## [Direction]
In the records below, find each line with the word "ἔχουσι" and copy it.

## [Provided data]

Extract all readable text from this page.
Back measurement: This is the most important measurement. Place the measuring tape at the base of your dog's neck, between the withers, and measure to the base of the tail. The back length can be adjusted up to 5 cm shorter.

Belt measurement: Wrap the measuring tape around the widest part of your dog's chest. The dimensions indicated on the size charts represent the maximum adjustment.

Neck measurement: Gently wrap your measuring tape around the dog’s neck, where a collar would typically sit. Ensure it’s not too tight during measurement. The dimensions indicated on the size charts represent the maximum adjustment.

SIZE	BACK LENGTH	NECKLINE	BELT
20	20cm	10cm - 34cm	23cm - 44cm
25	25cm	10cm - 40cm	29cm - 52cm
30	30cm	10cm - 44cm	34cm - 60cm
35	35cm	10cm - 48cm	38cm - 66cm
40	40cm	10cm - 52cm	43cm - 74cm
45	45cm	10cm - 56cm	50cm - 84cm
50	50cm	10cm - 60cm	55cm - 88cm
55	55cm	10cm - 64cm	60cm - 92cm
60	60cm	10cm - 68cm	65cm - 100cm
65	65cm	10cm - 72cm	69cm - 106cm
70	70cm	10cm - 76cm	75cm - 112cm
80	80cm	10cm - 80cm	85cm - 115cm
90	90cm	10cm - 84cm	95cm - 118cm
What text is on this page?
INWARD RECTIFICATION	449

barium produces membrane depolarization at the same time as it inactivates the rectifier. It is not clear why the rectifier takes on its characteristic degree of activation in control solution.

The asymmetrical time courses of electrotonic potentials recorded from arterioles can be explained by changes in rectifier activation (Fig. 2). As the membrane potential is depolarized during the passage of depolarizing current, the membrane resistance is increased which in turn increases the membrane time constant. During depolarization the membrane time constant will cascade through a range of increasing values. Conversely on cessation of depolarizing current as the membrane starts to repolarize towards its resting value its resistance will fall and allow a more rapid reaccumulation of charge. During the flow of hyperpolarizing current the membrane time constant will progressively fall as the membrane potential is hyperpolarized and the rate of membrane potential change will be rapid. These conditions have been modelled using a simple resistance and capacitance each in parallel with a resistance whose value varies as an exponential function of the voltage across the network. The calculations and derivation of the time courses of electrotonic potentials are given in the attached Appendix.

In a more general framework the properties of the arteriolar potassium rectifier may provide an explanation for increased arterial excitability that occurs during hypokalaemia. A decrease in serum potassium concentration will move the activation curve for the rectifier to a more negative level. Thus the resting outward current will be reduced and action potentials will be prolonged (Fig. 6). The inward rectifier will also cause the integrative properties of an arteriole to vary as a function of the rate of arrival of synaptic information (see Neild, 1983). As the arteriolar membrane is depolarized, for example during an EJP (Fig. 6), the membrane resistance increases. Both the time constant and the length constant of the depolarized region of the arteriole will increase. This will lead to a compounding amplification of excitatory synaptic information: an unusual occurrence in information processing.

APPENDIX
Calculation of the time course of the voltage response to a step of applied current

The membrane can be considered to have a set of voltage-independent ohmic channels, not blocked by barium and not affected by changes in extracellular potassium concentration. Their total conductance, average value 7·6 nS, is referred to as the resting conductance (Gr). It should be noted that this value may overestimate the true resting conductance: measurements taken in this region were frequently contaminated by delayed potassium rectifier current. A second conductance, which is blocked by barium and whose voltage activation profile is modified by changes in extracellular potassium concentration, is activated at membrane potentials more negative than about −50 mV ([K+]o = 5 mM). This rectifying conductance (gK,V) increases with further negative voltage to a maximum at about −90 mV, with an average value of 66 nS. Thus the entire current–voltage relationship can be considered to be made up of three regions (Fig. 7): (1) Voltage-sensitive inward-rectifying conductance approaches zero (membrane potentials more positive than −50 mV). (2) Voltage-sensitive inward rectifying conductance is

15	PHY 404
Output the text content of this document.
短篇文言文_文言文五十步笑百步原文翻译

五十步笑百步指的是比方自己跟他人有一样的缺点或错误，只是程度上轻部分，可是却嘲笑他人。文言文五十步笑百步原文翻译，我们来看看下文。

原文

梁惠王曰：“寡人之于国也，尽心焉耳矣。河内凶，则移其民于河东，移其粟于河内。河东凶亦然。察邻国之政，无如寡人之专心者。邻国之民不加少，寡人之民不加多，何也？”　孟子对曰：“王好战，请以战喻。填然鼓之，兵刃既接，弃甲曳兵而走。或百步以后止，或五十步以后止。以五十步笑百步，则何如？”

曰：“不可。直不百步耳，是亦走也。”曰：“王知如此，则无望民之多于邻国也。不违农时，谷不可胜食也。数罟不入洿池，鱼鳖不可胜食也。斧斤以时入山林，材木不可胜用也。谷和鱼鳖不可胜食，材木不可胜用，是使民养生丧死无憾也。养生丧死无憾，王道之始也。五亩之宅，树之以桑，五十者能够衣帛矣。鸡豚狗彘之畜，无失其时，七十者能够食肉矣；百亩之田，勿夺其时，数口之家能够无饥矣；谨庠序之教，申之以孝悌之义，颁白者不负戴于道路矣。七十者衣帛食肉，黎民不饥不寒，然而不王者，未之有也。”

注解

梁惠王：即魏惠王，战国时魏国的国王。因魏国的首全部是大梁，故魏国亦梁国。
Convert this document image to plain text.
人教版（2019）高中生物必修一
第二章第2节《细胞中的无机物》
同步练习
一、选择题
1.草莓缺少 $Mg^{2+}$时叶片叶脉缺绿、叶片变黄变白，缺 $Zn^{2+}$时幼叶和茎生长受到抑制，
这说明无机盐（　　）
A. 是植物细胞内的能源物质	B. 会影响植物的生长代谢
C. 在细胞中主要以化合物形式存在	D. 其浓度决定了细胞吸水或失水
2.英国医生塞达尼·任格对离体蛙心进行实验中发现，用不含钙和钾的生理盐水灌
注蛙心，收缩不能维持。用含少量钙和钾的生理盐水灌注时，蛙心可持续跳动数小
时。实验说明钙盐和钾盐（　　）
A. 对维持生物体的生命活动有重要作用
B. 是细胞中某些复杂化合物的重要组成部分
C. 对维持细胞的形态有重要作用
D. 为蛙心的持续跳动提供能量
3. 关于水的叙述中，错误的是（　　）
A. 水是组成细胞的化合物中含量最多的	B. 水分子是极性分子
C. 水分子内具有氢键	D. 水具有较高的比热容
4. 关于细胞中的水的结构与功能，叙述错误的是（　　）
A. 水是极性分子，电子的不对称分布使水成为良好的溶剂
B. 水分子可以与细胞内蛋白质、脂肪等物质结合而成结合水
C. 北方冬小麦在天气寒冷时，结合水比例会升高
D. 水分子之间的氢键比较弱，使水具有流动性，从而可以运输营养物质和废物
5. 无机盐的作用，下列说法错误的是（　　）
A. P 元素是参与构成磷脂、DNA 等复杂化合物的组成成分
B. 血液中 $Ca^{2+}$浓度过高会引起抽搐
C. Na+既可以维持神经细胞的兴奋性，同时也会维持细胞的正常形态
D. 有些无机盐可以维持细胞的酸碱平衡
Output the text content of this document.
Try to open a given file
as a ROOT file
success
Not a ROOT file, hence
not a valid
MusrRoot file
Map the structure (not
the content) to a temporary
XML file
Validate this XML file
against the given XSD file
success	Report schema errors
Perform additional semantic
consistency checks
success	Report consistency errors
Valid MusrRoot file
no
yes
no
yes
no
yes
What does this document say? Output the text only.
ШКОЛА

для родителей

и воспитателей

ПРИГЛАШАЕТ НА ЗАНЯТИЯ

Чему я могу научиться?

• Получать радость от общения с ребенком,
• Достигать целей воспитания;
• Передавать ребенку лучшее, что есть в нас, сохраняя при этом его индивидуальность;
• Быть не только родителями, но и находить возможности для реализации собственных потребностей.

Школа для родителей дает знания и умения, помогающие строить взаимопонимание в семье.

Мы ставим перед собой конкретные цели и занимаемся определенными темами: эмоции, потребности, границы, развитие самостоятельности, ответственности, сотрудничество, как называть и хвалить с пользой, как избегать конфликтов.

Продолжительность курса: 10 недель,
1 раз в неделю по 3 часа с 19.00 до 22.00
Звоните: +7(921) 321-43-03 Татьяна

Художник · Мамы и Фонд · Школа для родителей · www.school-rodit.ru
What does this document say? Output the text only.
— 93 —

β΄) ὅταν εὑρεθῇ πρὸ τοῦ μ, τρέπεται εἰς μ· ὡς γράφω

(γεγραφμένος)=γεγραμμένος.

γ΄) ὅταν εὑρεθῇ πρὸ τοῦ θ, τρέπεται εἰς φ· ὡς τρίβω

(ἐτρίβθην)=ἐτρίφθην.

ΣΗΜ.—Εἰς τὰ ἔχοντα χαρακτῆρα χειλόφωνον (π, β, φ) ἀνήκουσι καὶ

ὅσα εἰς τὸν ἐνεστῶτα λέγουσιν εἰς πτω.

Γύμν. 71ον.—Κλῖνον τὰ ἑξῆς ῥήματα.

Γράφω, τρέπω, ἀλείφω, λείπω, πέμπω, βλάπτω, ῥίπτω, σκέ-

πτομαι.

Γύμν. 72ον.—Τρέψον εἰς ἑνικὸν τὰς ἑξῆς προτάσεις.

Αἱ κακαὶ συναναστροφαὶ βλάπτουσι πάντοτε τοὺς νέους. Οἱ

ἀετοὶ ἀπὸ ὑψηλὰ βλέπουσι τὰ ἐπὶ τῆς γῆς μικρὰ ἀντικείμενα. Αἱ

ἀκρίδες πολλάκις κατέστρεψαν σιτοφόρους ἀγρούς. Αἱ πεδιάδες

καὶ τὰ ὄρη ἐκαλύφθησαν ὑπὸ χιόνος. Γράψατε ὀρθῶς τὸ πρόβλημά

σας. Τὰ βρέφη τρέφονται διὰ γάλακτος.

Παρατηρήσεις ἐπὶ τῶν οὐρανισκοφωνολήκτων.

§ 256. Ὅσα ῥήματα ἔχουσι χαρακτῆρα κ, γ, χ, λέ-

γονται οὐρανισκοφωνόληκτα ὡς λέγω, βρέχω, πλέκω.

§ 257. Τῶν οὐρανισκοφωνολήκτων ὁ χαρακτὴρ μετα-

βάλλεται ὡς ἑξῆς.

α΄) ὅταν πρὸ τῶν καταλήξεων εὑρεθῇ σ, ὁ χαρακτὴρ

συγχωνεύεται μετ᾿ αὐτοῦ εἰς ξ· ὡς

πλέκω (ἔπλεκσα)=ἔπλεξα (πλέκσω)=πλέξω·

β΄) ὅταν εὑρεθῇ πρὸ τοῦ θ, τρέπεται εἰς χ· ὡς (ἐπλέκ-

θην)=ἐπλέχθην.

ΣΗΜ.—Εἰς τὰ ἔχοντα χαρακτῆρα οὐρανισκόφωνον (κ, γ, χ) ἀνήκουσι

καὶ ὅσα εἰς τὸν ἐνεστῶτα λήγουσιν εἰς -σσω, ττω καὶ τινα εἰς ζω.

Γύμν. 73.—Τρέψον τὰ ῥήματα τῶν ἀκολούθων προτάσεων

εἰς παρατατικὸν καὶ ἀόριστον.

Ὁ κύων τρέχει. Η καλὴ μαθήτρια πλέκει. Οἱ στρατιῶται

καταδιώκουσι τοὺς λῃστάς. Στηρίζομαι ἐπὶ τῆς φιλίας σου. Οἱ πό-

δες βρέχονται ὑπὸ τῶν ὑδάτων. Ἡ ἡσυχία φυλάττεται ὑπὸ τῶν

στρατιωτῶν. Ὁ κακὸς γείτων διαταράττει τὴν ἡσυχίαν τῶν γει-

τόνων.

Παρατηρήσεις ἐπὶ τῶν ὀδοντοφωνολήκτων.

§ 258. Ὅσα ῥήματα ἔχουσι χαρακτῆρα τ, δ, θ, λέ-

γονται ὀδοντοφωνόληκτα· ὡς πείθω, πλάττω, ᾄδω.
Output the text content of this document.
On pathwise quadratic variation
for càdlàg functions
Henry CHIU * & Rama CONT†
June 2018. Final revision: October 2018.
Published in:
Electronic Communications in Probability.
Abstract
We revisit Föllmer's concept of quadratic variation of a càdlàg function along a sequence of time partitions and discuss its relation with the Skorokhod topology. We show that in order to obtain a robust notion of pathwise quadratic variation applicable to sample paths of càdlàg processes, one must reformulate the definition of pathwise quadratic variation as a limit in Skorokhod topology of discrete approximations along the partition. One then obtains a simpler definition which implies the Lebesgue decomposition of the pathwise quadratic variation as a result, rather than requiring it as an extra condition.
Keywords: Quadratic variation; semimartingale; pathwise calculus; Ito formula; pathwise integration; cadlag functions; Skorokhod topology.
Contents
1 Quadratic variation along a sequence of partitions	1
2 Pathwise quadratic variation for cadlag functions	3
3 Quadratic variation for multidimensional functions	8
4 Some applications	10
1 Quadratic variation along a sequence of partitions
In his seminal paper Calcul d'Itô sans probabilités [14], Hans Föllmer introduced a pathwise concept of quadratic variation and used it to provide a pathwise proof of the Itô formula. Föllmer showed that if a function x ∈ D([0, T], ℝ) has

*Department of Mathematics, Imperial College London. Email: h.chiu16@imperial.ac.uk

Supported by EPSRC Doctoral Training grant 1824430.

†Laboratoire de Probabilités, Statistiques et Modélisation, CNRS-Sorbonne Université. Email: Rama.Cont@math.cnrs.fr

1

## [Output]
§ 256. Ὅσα ῥήματα ἔχουσι χαρακτῆρα κ, γ, χ, λέ-
§ 258. Ὅσα ῥήματα ἔχουσι χαρακτῆρα τ, δ, θ, λέ-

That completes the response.